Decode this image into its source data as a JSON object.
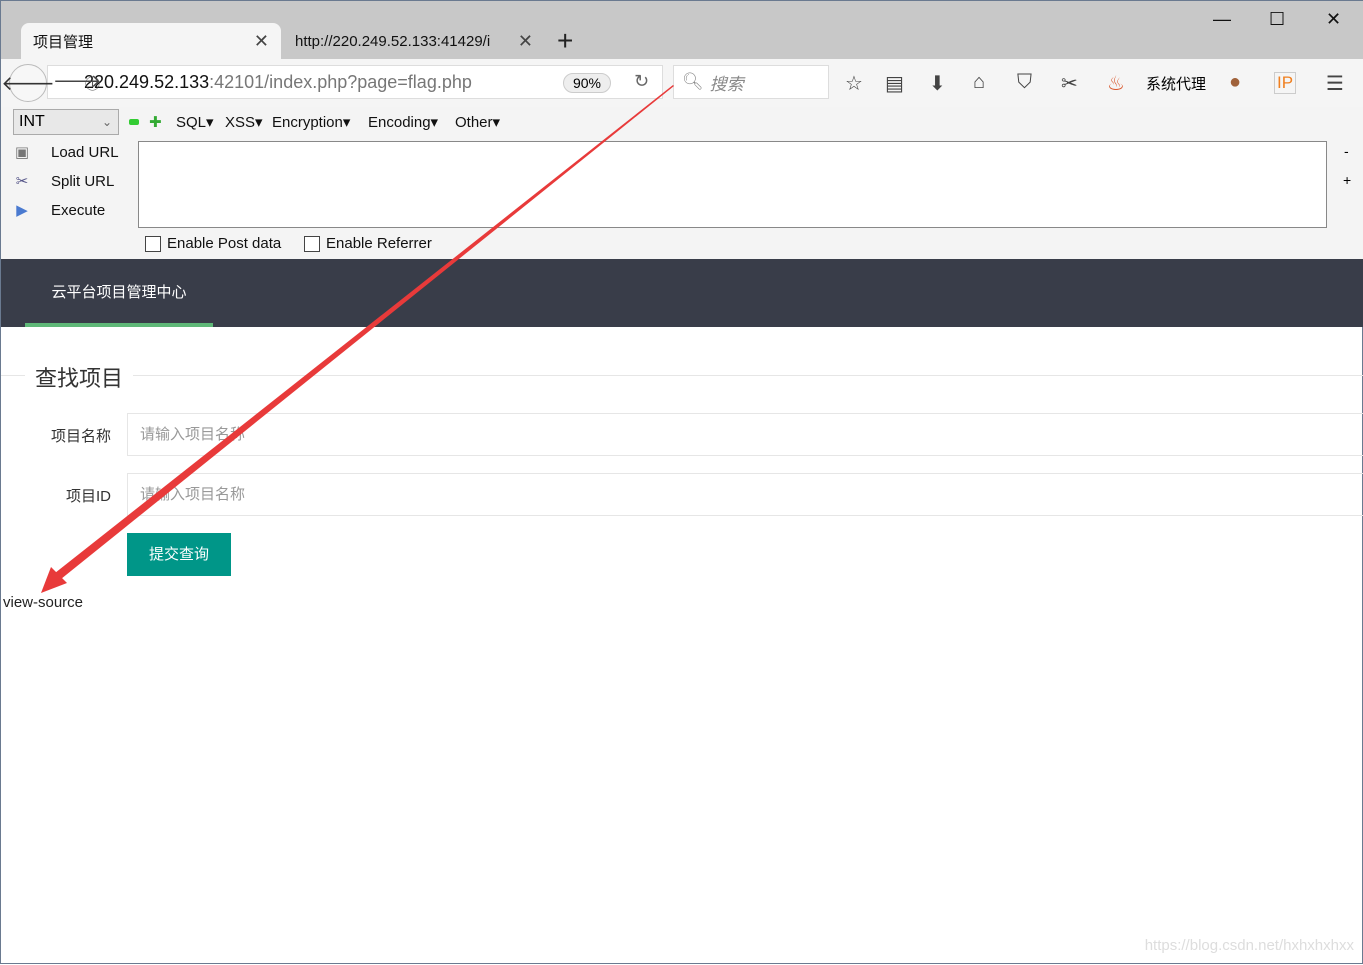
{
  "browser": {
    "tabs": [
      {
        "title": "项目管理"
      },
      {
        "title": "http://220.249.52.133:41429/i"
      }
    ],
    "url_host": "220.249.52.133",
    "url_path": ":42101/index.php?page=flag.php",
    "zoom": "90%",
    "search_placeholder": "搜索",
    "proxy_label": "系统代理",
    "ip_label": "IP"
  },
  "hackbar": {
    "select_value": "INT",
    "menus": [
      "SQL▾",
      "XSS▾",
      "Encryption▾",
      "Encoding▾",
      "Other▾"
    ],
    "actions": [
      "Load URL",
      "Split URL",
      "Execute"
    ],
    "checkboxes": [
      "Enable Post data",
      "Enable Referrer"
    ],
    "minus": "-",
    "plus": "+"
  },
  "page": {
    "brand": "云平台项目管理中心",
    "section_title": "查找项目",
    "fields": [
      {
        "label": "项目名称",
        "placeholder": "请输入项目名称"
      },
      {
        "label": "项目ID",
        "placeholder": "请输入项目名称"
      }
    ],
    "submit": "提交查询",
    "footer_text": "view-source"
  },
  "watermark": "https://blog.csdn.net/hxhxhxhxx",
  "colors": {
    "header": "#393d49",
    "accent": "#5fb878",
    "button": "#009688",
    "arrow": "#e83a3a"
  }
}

* _Problem statement_: Where a line in the material contains "data", copy that line.

* _The completed task_:
Decode this image into its source data as a JSON object.
      "Enable Post data",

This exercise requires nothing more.